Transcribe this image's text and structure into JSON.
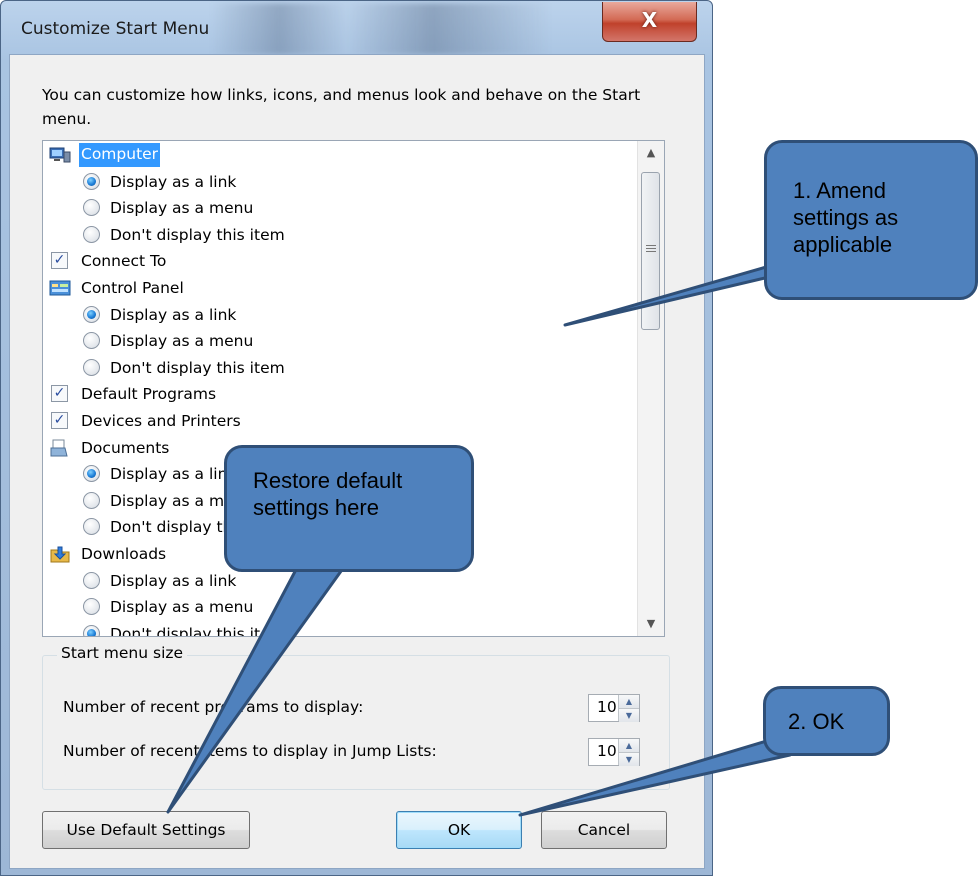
{
  "window": {
    "title": "Customize Start Menu",
    "close_glyph": "X"
  },
  "intro_text": "You can customize how links, icons, and menus look and behave on the Start menu.",
  "list": {
    "rows": [
      {
        "type": "category",
        "icon": "computer-icon",
        "label": "Computer",
        "selected": true
      },
      {
        "type": "radio",
        "label": "Display as a link",
        "checked": true
      },
      {
        "type": "radio",
        "label": "Display as a menu",
        "checked": false
      },
      {
        "type": "radio",
        "label": "Don't display this item",
        "checked": false
      },
      {
        "type": "checkbox",
        "label": "Connect To",
        "checked": true
      },
      {
        "type": "category",
        "icon": "control-panel-icon",
        "label": "Control Panel"
      },
      {
        "type": "radio",
        "label": "Display as a link",
        "checked": true
      },
      {
        "type": "radio",
        "label": "Display as a menu",
        "checked": false
      },
      {
        "type": "radio",
        "label": "Don't display this item",
        "checked": false
      },
      {
        "type": "checkbox",
        "label": "Default Programs",
        "checked": true
      },
      {
        "type": "checkbox",
        "label": "Devices and Printers",
        "checked": true
      },
      {
        "type": "category",
        "icon": "documents-icon",
        "label": "Documents"
      },
      {
        "type": "radio",
        "label": "Display as a link",
        "checked": true
      },
      {
        "type": "radio",
        "label": "Display as a menu",
        "checked": false
      },
      {
        "type": "radio",
        "label": "Don't display this item",
        "checked": false
      },
      {
        "type": "category",
        "icon": "downloads-icon",
        "label": "Downloads"
      },
      {
        "type": "radio",
        "label": "Display as a link",
        "checked": false
      },
      {
        "type": "radio",
        "label": "Display as a menu",
        "checked": false
      },
      {
        "type": "radio",
        "label": "Don't display this item",
        "checked": true
      }
    ]
  },
  "size_group": {
    "title": "Start menu size",
    "recent_programs_label": "Number of recent programs to display:",
    "recent_programs_value": "10",
    "jump_list_label": "Number of recent items to display in Jump Lists:",
    "jump_list_value": "10"
  },
  "buttons": {
    "use_default": "Use Default Settings",
    "ok": "OK",
    "cancel": "Cancel"
  },
  "callouts": {
    "amend": "1. Amend settings as applicable",
    "restore": "Restore default settings here",
    "ok": "2. OK"
  },
  "colors": {
    "callout_fill": "#4f81bd",
    "callout_border": "#2f4f77",
    "selection": "#3399ff"
  }
}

▸ PROBLEM DETAILS
Using the data above, write out every line exactly, leaving the images behind.

▸ CORRECT RESPONSE
Transcribe this image's text and structure into JSON.
{
  "window": {
    "title": "Customize Start Menu",
    "close_glyph": "X"
  },
  "intro_text": "You can customize how links, icons, and menus look and behave on the Start menu.",
  "list": {
    "rows": [
      {
        "type": "category",
        "icon": "computer-icon",
        "label": "Computer",
        "selected": true
      },
      {
        "type": "radio",
        "label": "Display as a link",
        "checked": true
      },
      {
        "type": "radio",
        "label": "Display as a menu",
        "checked": false
      },
      {
        "type": "radio",
        "label": "Don't display this item",
        "checked": false
      },
      {
        "type": "checkbox",
        "label": "Connect To",
        "checked": true
      },
      {
        "type": "category",
        "icon": "control-panel-icon",
        "label": "Control Panel"
      },
      {
        "type": "radio",
        "label": "Display as a link",
        "checked": true
      },
      {
        "type": "radio",
        "label": "Display as a menu",
        "checked": false
      },
      {
        "type": "radio",
        "label": "Don't display this item",
        "checked": false
      },
      {
        "type": "checkbox",
        "label": "Default Programs",
        "checked": true
      },
      {
        "type": "checkbox",
        "label": "Devices and Printers",
        "checked": true
      },
      {
        "type": "category",
        "icon": "documents-icon",
        "label": "Documents"
      },
      {
        "type": "radio",
        "label": "Display as a link",
        "checked": true
      },
      {
        "type": "radio",
        "label": "Display as a menu",
        "checked": false
      },
      {
        "type": "radio",
        "label": "Don't display this item",
        "checked": false
      },
      {
        "type": "category",
        "icon": "downloads-icon",
        "label": "Downloads"
      },
      {
        "type": "radio",
        "label": "Display as a link",
        "checked": false
      },
      {
        "type": "radio",
        "label": "Display as a menu",
        "checked": false
      },
      {
        "type": "radio",
        "label": "Don't display this item",
        "checked": true
      }
    ]
  },
  "size_group": {
    "title": "Start menu size",
    "recent_programs_label": "Number of recent programs to display:",
    "recent_programs_value": "10",
    "jump_list_label": "Number of recent items to display in Jump Lists:",
    "jump_list_value": "10"
  },
  "buttons": {
    "use_default": "Use Default Settings",
    "ok": "OK",
    "cancel": "Cancel"
  },
  "callouts": {
    "amend": "1. Amend settings as applicable",
    "restore": "Restore default settings here",
    "ok": "2. OK"
  },
  "colors": {
    "callout_fill": "#4f81bd",
    "callout_border": "#2f4f77",
    "selection": "#3399ff"
  }
}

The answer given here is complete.